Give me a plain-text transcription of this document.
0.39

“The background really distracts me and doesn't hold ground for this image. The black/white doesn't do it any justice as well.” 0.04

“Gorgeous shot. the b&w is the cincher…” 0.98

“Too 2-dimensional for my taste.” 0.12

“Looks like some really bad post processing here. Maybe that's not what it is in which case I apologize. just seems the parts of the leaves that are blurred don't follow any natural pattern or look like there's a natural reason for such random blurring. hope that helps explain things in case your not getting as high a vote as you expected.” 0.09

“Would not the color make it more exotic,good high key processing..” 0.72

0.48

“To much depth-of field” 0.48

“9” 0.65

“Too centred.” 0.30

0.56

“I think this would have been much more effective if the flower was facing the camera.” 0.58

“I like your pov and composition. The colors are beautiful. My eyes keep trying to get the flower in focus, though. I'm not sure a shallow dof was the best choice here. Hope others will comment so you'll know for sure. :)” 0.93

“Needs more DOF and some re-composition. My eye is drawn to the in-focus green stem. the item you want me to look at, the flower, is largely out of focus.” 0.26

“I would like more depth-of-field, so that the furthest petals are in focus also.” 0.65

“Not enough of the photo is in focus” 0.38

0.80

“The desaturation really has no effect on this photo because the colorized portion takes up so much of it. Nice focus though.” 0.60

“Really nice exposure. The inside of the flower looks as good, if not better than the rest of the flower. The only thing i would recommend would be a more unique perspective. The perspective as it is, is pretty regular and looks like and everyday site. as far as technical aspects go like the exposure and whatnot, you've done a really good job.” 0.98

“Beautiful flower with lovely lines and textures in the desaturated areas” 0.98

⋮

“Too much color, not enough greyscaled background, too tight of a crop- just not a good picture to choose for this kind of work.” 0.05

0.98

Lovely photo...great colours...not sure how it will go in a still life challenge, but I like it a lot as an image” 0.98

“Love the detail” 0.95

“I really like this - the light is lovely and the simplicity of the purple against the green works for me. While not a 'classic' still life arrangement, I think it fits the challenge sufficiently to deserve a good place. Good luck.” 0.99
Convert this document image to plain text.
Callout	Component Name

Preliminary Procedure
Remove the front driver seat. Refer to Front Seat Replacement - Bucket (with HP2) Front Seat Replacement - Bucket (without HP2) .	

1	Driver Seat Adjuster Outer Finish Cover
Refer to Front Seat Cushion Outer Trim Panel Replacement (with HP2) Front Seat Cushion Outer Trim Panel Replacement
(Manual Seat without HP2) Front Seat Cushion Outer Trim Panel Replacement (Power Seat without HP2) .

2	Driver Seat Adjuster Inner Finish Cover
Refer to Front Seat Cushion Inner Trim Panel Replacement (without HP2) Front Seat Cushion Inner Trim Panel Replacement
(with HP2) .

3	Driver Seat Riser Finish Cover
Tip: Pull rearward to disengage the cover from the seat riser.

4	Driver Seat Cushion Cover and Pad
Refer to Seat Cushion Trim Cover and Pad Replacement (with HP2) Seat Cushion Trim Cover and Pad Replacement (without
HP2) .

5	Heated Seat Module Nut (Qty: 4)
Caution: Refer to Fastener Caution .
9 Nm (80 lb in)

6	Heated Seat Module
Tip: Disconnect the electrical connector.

▶ WHAT IS REQUIRED:
Extract the complete data, matching each line exactly.

▶ FINAL RESULT:
Give me a plain-text transcription of this document.
0.39

“The background really distracts me and doesn't hold ground for this image. The black/white doesn't do it any justice as well.” 0.04

“Gorgeous shot. the b&w is the cincher…” 0.98

“Too 2-dimensional for my taste.” 0.12

“Looks like some really bad post processing here. Maybe that's not what it is in which case I apologize. just seems the parts of the leaves that are blurred don't follow any natural pattern or look like there's a natural reason for such random blurring. hope that helps explain things in case your not getting as high a vote as you expected.” 0.09

“Would not the color make it more exotic,good high key processing..” 0.72

0.48

“To much depth-of field” 0.48

“9” 0.65

“Too centred.” 0.30

0.56

“I think this would have been much more effective if the flower was facing the camera.” 0.58

“I like your pov and composition. The colors are beautiful. My eyes keep trying to get the flower in focus, though. I'm not sure a shallow dof was the best choice here. Hope others will comment so you'll know for sure. :)” 0.93

“Needs more DOF and some re-composition. My eye is drawn to the in-focus green stem. the item you want me to look at, the flower, is largely out of focus.” 0.26

“I would like more depth-of-field, so that the furthest petals are in focus also.” 0.65

“Not enough of the photo is in focus” 0.38

0.80

“The desaturation really has no effect on this photo because the colorized portion takes up so much of it. Nice focus though.” 0.60

“Really nice exposure. The inside of the flower looks as good, if not better than the rest of the flower. The only thing i would recommend would be a more unique perspective. The perspective as it is, is pretty regular and looks like and everyday site. as far as technical aspects go like the exposure and whatnot, you've done a really good job.” 0.98

“Beautiful flower with lovely lines and textures in the desaturated areas” 0.98

⋮

“Too much color, not enough greyscaled background, too tight of a crop- just not a good picture to choose for this kind of work.” 0.05

0.98

Lovely photo...great colours...not sure how it will go in a still life challenge, but I like it a lot as an image” 0.98

“Love the detail” 0.95

“I really like this - the light is lovely and the simplicity of the purple against the green works for me. While not a 'classic' still life arrangement, I think it fits the challenge sufficiently to deserve a good place. Good luck.” 0.99
Convert this document image to plain text.
Callout	Component Name

Preliminary Procedure
Remove the front driver seat. Refer to Front Seat Replacement - Bucket (with HP2) Front Seat Replacement - Bucket (without HP2) .	

1	Driver Seat Adjuster Outer Finish Cover
Refer to Front Seat Cushion Outer Trim Panel Replacement (with HP2) Front Seat Cushion Outer Trim Panel Replacement
(Manual Seat without HP2) Front Seat Cushion Outer Trim Panel Replacement (Power Seat without HP2) .

2	Driver Seat Adjuster Inner Finish Cover
Refer to Front Seat Cushion Inner Trim Panel Replacement (without HP2) Front Seat Cushion Inner Trim Panel Replacement
(with HP2) .

3	Driver Seat Riser Finish Cover
Tip: Pull rearward to disengage the cover from the seat riser.

4	Driver Seat Cushion Cover and Pad
Refer to Seat Cushion Trim Cover and Pad Replacement (with HP2) Seat Cushion Trim Cover and Pad Replacement (without
HP2) .

5	Heated Seat Module Nut (Qty: 4)
Caution: Refer to Fastener Caution .
9 Nm (80 lb in)

6	Heated Seat Module
Tip: Disconnect the electrical connector.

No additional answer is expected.